YOUR OBJECTIVE | Without including any pictures, copy each entry below exactly.

==================================================

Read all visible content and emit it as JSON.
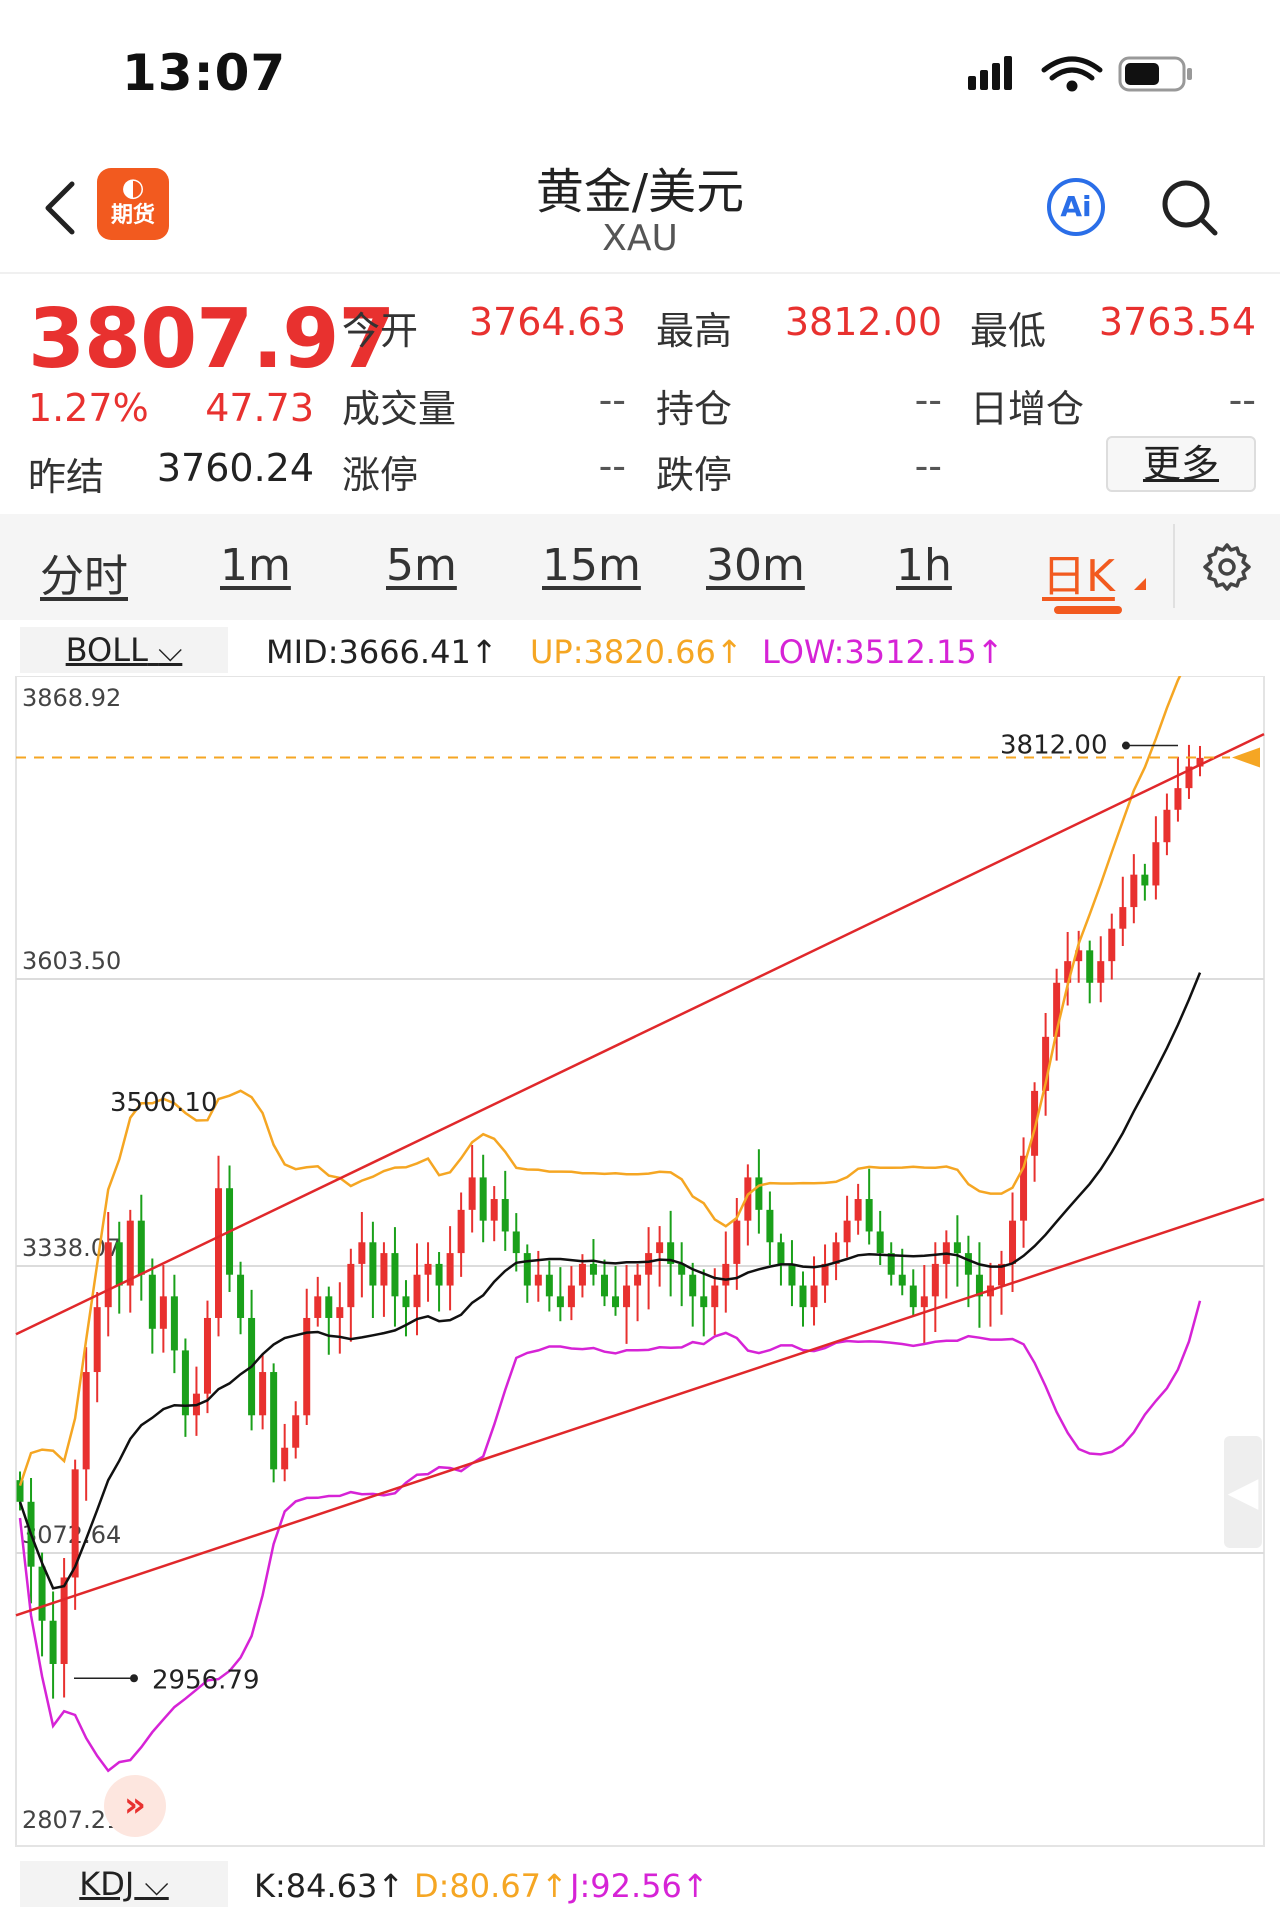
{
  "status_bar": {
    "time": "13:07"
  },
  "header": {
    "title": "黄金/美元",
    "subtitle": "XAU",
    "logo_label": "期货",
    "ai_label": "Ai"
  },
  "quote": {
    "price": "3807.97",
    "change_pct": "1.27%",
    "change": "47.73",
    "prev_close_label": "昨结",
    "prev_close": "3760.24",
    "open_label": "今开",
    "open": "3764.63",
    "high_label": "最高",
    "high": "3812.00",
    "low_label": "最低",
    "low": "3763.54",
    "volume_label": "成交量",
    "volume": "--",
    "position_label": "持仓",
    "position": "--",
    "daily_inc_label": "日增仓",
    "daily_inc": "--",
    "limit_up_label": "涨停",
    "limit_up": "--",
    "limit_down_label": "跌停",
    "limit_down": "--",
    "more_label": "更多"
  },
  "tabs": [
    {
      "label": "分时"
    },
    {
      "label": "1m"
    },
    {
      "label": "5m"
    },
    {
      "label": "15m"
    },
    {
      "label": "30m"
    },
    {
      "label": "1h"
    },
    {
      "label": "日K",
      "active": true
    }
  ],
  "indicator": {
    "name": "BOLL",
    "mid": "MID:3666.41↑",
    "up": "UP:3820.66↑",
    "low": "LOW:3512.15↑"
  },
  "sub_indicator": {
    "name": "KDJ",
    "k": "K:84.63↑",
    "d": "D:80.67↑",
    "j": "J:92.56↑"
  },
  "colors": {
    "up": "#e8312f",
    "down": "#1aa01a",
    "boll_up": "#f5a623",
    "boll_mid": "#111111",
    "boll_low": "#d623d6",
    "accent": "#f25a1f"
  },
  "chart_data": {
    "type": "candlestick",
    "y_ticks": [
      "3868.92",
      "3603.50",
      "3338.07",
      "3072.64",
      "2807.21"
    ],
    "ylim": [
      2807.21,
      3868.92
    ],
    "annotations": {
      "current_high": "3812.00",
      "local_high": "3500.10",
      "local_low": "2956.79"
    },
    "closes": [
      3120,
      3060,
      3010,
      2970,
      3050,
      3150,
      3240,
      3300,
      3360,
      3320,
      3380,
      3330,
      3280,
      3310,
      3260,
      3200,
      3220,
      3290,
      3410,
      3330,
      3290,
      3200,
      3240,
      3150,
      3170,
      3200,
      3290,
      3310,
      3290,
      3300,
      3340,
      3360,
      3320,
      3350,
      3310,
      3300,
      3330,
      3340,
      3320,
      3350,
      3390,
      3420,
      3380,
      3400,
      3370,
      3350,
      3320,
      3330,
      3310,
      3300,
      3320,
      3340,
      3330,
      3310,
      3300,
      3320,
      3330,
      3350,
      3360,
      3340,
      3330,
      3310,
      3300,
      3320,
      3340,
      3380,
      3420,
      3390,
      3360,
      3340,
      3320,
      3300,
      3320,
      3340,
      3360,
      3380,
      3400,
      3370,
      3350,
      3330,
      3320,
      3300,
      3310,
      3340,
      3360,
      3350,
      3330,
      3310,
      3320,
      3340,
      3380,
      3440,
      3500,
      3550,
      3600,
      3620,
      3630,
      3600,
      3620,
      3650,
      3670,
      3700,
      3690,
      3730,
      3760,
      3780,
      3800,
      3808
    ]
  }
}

==================================================

RESULT FOR THIS EXERCISE |
Read all visible content and emit it as JSON.
{
  "status_bar": {
    "time": "13:07"
  },
  "header": {
    "title": "黄金/美元",
    "subtitle": "XAU",
    "logo_label": "期货",
    "ai_label": "Ai"
  },
  "quote": {
    "price": "3807.97",
    "change_pct": "1.27%",
    "change": "47.73",
    "prev_close_label": "昨结",
    "prev_close": "3760.24",
    "open_label": "今开",
    "open": "3764.63",
    "high_label": "最高",
    "high": "3812.00",
    "low_label": "最低",
    "low": "3763.54",
    "volume_label": "成交量",
    "volume": "--",
    "position_label": "持仓",
    "position": "--",
    "daily_inc_label": "日增仓",
    "daily_inc": "--",
    "limit_up_label": "涨停",
    "limit_up": "--",
    "limit_down_label": "跌停",
    "limit_down": "--",
    "more_label": "更多"
  },
  "tabs": [
    {
      "label": "分时"
    },
    {
      "label": "1m"
    },
    {
      "label": "5m"
    },
    {
      "label": "15m"
    },
    {
      "label": "30m"
    },
    {
      "label": "1h"
    },
    {
      "label": "日K",
      "active": true
    }
  ],
  "indicator": {
    "name": "BOLL",
    "mid": "MID:3666.41↑",
    "up": "UP:3820.66↑",
    "low": "LOW:3512.15↑"
  },
  "sub_indicator": {
    "name": "KDJ",
    "k": "K:84.63↑",
    "d": "D:80.67↑",
    "j": "J:92.56↑"
  },
  "colors": {
    "up": "#e8312f",
    "down": "#1aa01a",
    "boll_up": "#f5a623",
    "boll_mid": "#111111",
    "boll_low": "#d623d6",
    "accent": "#f25a1f"
  },
  "chart_data": {
    "type": "candlestick",
    "y_ticks": [
      "3868.92",
      "3603.50",
      "3338.07",
      "3072.64",
      "2807.21"
    ],
    "ylim": [
      2807.21,
      3868.92
    ],
    "annotations": {
      "current_high": "3812.00",
      "local_high": "3500.10",
      "local_low": "2956.79"
    },
    "closes": [
      3120,
      3060,
      3010,
      2970,
      3050,
      3150,
      3240,
      3300,
      3360,
      3320,
      3380,
      3330,
      3280,
      3310,
      3260,
      3200,
      3220,
      3290,
      3410,
      3330,
      3290,
      3200,
      3240,
      3150,
      3170,
      3200,
      3290,
      3310,
      3290,
      3300,
      3340,
      3360,
      3320,
      3350,
      3310,
      3300,
      3330,
      3340,
      3320,
      3350,
      3390,
      3420,
      3380,
      3400,
      3370,
      3350,
      3320,
      3330,
      3310,
      3300,
      3320,
      3340,
      3330,
      3310,
      3300,
      3320,
      3330,
      3350,
      3360,
      3340,
      3330,
      3310,
      3300,
      3320,
      3340,
      3380,
      3420,
      3390,
      3360,
      3340,
      3320,
      3300,
      3320,
      3340,
      3360,
      3380,
      3400,
      3370,
      3350,
      3330,
      3320,
      3300,
      3310,
      3340,
      3360,
      3350,
      3330,
      3310,
      3320,
      3340,
      3380,
      3440,
      3500,
      3550,
      3600,
      3620,
      3630,
      3600,
      3620,
      3650,
      3670,
      3700,
      3690,
      3730,
      3760,
      3780,
      3800,
      3808
    ]
  }
}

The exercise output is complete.